#### Document text ####
Oracle Instance Recovery Mechanisms and Procedures

In the operation of Oracle Database, “Instance Failure” is an unavoidable occurrence. When a database goes down due to a sudden power outage or process termination, Instance Recovery is the mechanism that automatically restores the database while maintaining consistency.

This article explains the fundamental knowledge that DBAs should know, from the causes of instance failure to the internal mechanisms of Redo/Rollback and the parameters that control recovery time.

Quick Execution Steps for Instance Recovery
1. What is Instance Failure? Causes and Impact
1. Major Causes
2. Impact on the Database
2. Mechanism of Instance Recovery: Two Phases
1. (1) Roll Forward (Forward Recovery)
2. (2) Rollback (Backward Recovery)
3. Settings to Shorten Recovery Time (FAST_START_MTTR_TARGET)
4. How to Confirm via the Alert Log
5. Operational Precautions and Prevention
6. FAQ: Frequently Asked Questions
Summary

Quick Execution Steps for Instance Recovery

Instance recovery typically occurs automatically during startup after a failure. The shortest steps a Japanese administrator should take are as follows:

Start the Instance: Execute the STARTUP command from SQL*Plus or a similar tool.
####
= What is asked =
A – According to the article on Oracle instance recovery, what are the two phases of the instance recovery mechanism?
B – Carry on the article on Oracle instance recovery from its final sentence.
#### Information provided ####
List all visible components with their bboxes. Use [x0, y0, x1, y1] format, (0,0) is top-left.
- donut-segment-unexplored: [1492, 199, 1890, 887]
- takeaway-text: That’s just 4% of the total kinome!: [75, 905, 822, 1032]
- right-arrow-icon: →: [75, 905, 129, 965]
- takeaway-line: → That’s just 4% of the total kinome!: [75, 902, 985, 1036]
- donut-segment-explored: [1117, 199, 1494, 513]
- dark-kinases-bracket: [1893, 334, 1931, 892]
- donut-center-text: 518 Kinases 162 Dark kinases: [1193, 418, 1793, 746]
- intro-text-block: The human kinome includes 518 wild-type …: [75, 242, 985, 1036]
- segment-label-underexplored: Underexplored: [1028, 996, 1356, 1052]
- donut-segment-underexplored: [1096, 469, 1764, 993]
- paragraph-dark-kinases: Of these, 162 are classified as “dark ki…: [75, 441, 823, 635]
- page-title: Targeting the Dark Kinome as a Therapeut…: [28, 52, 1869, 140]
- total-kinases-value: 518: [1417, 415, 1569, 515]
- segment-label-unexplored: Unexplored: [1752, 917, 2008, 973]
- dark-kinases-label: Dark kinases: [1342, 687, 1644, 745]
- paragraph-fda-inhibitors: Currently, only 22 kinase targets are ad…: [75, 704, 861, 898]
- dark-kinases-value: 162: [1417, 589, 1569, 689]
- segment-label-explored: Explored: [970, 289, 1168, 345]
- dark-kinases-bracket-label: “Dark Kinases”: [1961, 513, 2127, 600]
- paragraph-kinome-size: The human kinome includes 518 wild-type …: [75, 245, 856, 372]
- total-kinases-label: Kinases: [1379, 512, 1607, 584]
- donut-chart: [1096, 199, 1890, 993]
####
= Task-by-task answers =
A – Roll Forward (forward recovery) and Rollback (backward recovery).

B –
Wait for Automatic Recovery: Oracle verifies the consistency of the control files and automatically initiates recovery.
Confirm Completion: Monitor the alert log for messages such as Completed redo application or Database opened.

1. What is Instance Failure? Causes and Impact

Instance failure refers to a state where the SGA (memory structure) or background processes stop unexpectedly, making the database inaccessible.

Major Causes

Power Issues: Sudden power failure of the server.
OS Failure: System crashes such as a kernel panic.
Hardware Failure: Abnormalities in memory or CPU.
Inappropriate Operations: SHUTDOWN ABORT by an administrator or forcing a process termination (kill) at the OS level.

Impact on the Database

Because the system stops before data in memory (Buffer Cache) is written to disk (Data Files), “inconsistency” occurs where committed data may be lost or uncommitted data remains. The role of recovery is to resolve this.

2. Mechanism of Instance Recovery: Two Phases

Oracle automatically restores consistency during the next startup using “Online Redo Logs” and “UNDO Data.”

(1) Roll Forward (Forward Recovery)

Purpose: To reproduce committed data up to the moment of failure.
Mechanism: Applies all change history recorded in the REDO log files to the data files. At this point, uncommitted data is also included.

(2) Rollback (Backward Recovery)

Purpose: To undo uncommitted transactions that had not finished at the time of the failure.
Mechanism: Uses information from the UNDO tablespace to return incomplete processes to their pre-failure state. This ensures complete consistency.

3. Settings to Shorten Recovery Time (FAST_START_MTTR_TARGET)

In large-scale systems, recovery can take time. This is controlled by the FAST_START_MTTR_TARGET parameter.

Unit: Seconds
Default: 0 (Automatically calculated)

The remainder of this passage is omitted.